Figure data in JSON
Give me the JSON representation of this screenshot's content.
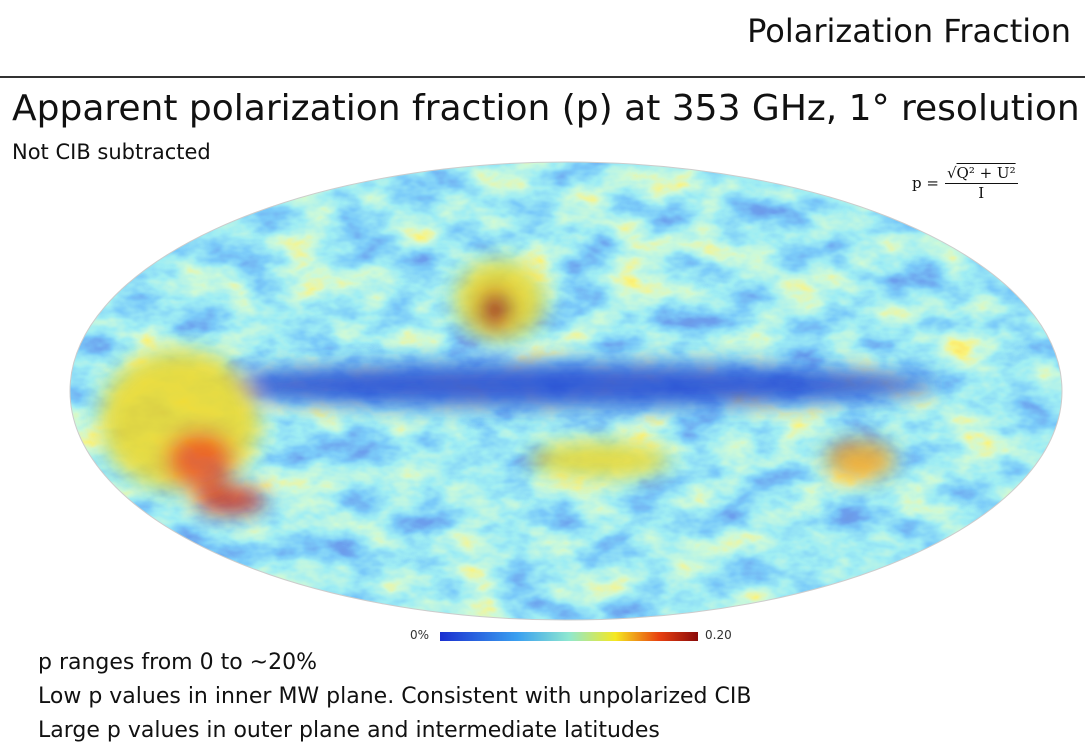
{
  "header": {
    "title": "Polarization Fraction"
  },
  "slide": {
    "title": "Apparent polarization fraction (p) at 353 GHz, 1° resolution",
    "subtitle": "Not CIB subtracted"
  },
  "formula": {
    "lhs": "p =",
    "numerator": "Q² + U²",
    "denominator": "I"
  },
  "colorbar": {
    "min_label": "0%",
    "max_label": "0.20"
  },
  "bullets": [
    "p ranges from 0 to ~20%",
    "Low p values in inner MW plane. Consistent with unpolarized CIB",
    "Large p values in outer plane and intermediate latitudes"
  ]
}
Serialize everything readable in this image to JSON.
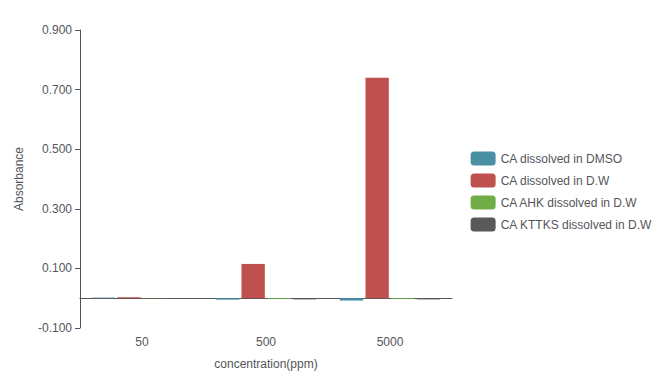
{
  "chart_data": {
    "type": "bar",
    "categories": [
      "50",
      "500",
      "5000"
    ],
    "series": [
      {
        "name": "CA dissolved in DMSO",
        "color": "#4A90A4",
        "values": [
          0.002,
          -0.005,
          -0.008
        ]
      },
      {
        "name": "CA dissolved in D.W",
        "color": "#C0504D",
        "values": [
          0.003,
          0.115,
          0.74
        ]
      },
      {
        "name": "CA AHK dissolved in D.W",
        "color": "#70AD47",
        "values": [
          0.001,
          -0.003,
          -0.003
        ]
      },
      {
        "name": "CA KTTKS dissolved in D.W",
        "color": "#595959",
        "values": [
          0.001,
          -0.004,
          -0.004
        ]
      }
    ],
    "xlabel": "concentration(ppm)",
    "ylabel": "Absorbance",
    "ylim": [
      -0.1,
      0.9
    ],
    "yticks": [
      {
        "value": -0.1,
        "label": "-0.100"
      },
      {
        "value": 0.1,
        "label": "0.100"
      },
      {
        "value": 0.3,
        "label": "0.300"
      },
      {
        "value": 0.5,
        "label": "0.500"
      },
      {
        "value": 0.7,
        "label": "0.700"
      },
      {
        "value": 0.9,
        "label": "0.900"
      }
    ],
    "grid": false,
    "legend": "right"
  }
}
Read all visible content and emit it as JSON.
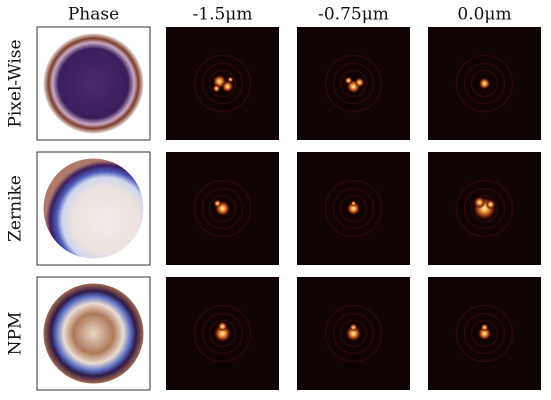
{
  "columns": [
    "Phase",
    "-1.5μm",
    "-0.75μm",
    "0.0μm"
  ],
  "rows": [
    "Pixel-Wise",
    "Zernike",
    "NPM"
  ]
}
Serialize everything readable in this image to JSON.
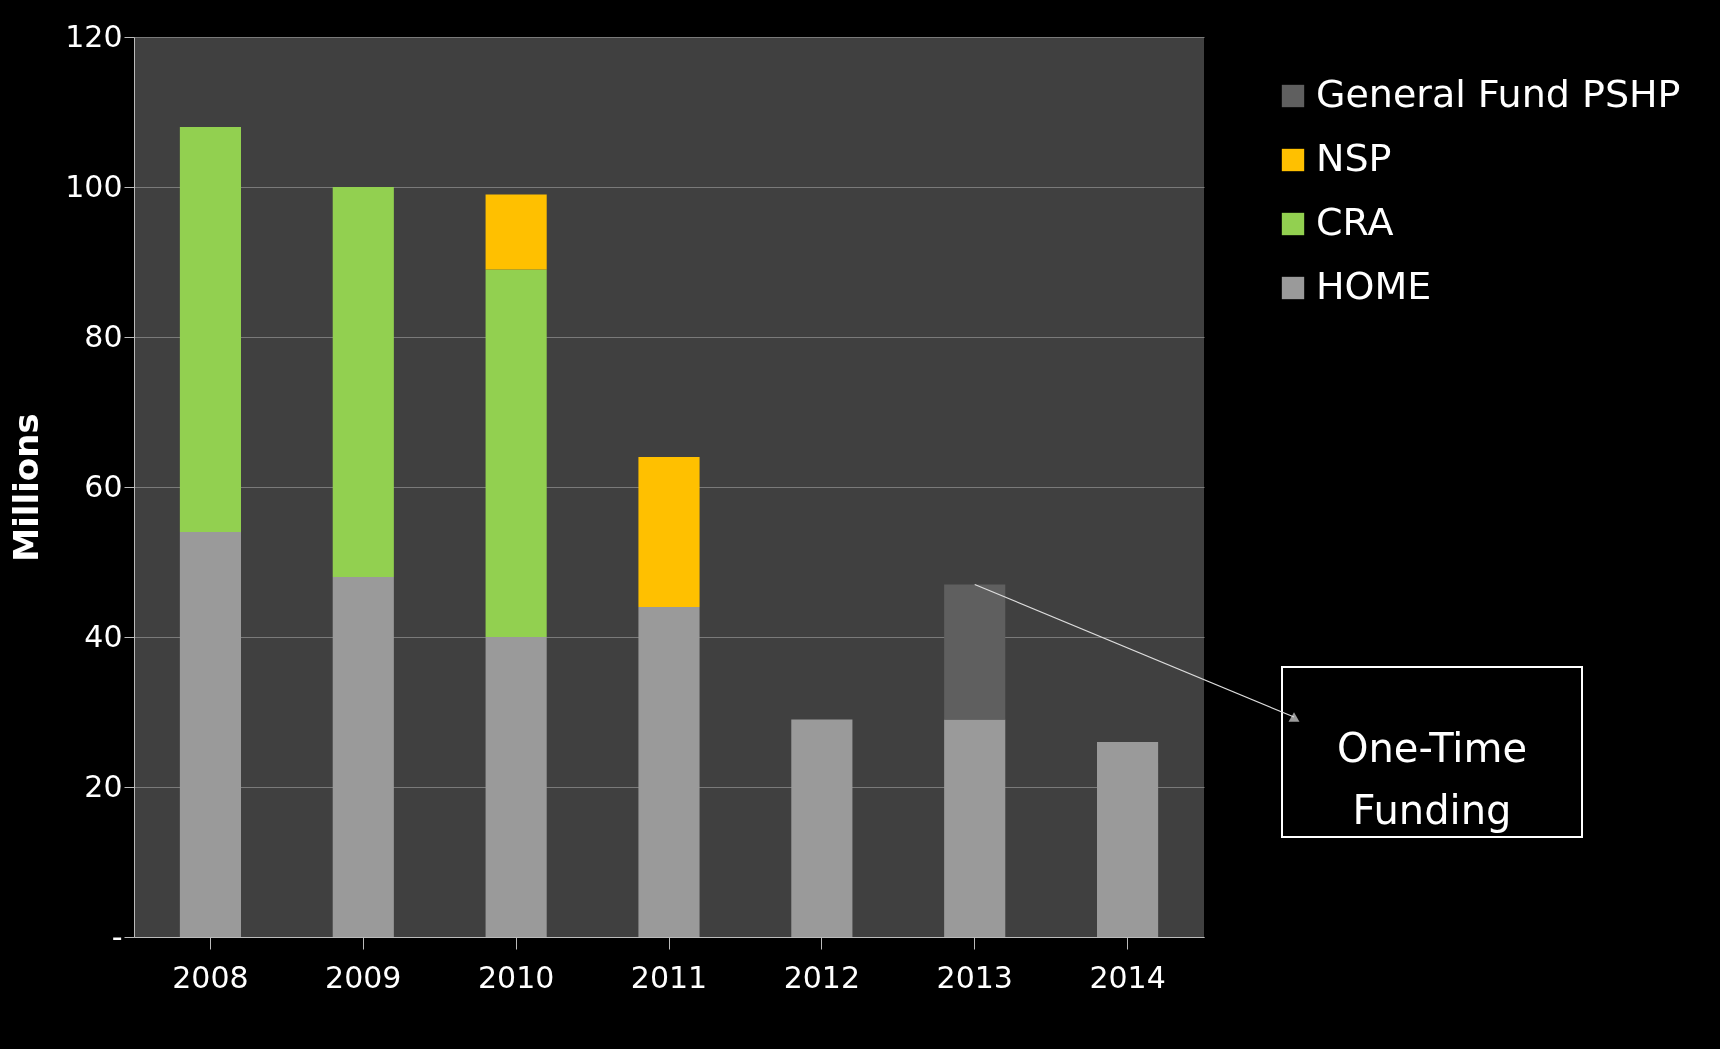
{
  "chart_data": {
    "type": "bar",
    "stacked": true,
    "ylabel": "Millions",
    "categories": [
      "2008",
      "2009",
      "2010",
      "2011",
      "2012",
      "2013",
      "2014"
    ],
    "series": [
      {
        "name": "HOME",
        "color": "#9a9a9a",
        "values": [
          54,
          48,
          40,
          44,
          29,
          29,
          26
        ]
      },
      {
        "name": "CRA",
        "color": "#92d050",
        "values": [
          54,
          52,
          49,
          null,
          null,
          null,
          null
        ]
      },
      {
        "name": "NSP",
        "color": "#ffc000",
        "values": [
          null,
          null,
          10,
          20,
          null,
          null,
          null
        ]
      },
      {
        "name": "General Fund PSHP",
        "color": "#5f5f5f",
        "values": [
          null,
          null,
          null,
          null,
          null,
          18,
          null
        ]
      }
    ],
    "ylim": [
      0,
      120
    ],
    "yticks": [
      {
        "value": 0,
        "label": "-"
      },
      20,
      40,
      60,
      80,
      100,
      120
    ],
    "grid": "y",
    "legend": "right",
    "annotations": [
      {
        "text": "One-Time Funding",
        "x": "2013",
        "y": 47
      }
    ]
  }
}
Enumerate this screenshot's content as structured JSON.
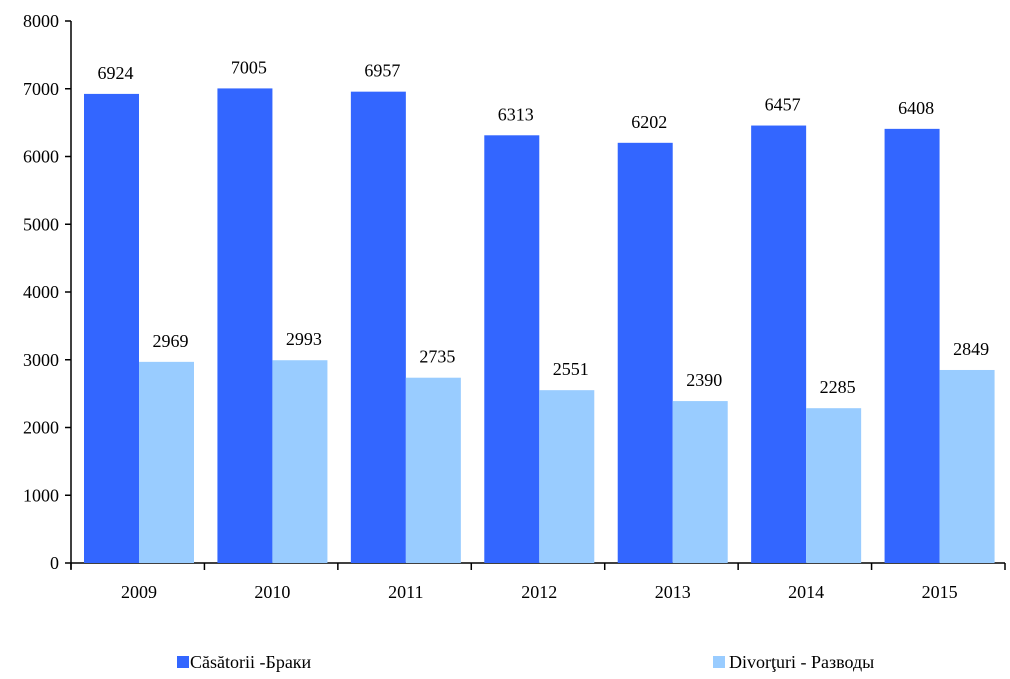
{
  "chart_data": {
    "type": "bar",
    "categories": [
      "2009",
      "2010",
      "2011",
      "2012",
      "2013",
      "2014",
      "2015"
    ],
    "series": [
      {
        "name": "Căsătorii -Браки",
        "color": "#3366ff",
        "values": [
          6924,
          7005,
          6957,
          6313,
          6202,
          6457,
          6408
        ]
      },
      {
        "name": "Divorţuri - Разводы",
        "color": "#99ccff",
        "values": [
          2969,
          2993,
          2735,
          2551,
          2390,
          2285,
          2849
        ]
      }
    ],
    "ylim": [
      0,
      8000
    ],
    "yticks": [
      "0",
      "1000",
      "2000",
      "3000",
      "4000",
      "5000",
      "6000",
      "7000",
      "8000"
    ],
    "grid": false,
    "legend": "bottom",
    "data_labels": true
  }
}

# EXERCISE DESCRIPTION
Without the pictures, repeat the listing above exactly.

# SOLVED PROBLEM
Give me the JSON representation of this screenshot's content.
{
  "header": {
    "title": "Polarization Fraction"
  },
  "slide": {
    "title": "Apparent polarization fraction (p) at 353 GHz, 1° resolution",
    "subtitle": "Not CIB subtracted"
  },
  "formula": {
    "lhs": "p =",
    "numerator": "Q² + U²",
    "denominator": "I"
  },
  "colorbar": {
    "min_label": "0%",
    "max_label": "0.20"
  },
  "bullets": [
    "p ranges from 0 to ~20%",
    "Low p values in inner MW plane. Consistent with unpolarized CIB",
    "Large p values in outer plane and intermediate latitudes"
  ]
}
Serialize everything readable in this image to JSON.
{
  "chart_data": {
    "type": "bar",
    "categories": [
      "50",
      "500",
      "5000"
    ],
    "series": [
      {
        "name": "CA dissolved in DMSO",
        "color": "#4A90A4",
        "values": [
          0.002,
          -0.005,
          -0.008
        ]
      },
      {
        "name": "CA dissolved in D.W",
        "color": "#C0504D",
        "values": [
          0.003,
          0.115,
          0.74
        ]
      },
      {
        "name": "CA AHK dissolved in D.W",
        "color": "#70AD47",
        "values": [
          0.001,
          -0.003,
          -0.003
        ]
      },
      {
        "name": "CA KTTKS dissolved in D.W",
        "color": "#595959",
        "values": [
          0.001,
          -0.004,
          -0.004
        ]
      }
    ],
    "xlabel": "concentration(ppm)",
    "ylabel": "Absorbance",
    "ylim": [
      -0.1,
      0.9
    ],
    "yticks": [
      {
        "value": -0.1,
        "label": "-0.100"
      },
      {
        "value": 0.1,
        "label": "0.100"
      },
      {
        "value": 0.3,
        "label": "0.300"
      },
      {
        "value": 0.5,
        "label": "0.500"
      },
      {
        "value": 0.7,
        "label": "0.700"
      },
      {
        "value": 0.9,
        "label": "0.900"
      }
    ],
    "grid": false,
    "legend": "right"
  }
}
Read all visible content and emit it as JSON.
{
  "columns": [
    "Phase",
    "-1.5μm",
    "-0.75μm",
    "0.0μm"
  ],
  "rows": [
    "Pixel-Wise",
    "Zernike",
    "NPM"
  ]
}
Serialize everything readable in this image to JSON.
{
  "chart_data": {
    "type": "bar",
    "stacked": true,
    "ylabel": "Millions",
    "categories": [
      "2008",
      "2009",
      "2010",
      "2011",
      "2012",
      "2013",
      "2014"
    ],
    "series": [
      {
        "name": "HOME",
        "color": "#9a9a9a",
        "values": [
          54,
          48,
          40,
          44,
          29,
          29,
          26
        ]
      },
      {
        "name": "CRA",
        "color": "#92d050",
        "values": [
          54,
          52,
          49,
          null,
          null,
          null,
          null
        ]
      },
      {
        "name": "NSP",
        "color": "#ffc000",
        "values": [
          null,
          null,
          10,
          20,
          null,
          null,
          null
        ]
      },
      {
        "name": "General Fund PSHP",
        "color": "#5f5f5f",
        "values": [
          null,
          null,
          null,
          null,
          null,
          18,
          null
        ]
      }
    ],
    "ylim": [
      0,
      120
    ],
    "yticks": [
      {
        "value": 0,
        "label": "-"
      },
      20,
      40,
      60,
      80,
      100,
      120
    ],
    "grid": "y",
    "legend": "right",
    "annotations": [
      {
        "text": "One-Time Funding",
        "x": "2013",
        "y": 47
      }
    ]
  }
}
Enumerate this screenshot's content as structured JSON.
{
  "chart_data": {
    "type": "bar",
    "categories": [
      "2009",
      "2010",
      "2011",
      "2012",
      "2013",
      "2014",
      "2015"
    ],
    "series": [
      {
        "name": "Căsătorii -Браки",
        "color": "#3366ff",
        "values": [
          6924,
          7005,
          6957,
          6313,
          6202,
          6457,
          6408
        ]
      },
      {
        "name": "Divorţuri - Разводы",
        "color": "#99ccff",
        "values": [
          2969,
          2993,
          2735,
          2551,
          2390,
          2285,
          2849
        ]
      }
    ],
    "ylim": [
      0,
      8000
    ],
    "yticks": [
      "0",
      "1000",
      "2000",
      "3000",
      "4000",
      "5000",
      "6000",
      "7000",
      "8000"
    ],
    "grid": false,
    "legend": "bottom",
    "data_labels": true
  }
}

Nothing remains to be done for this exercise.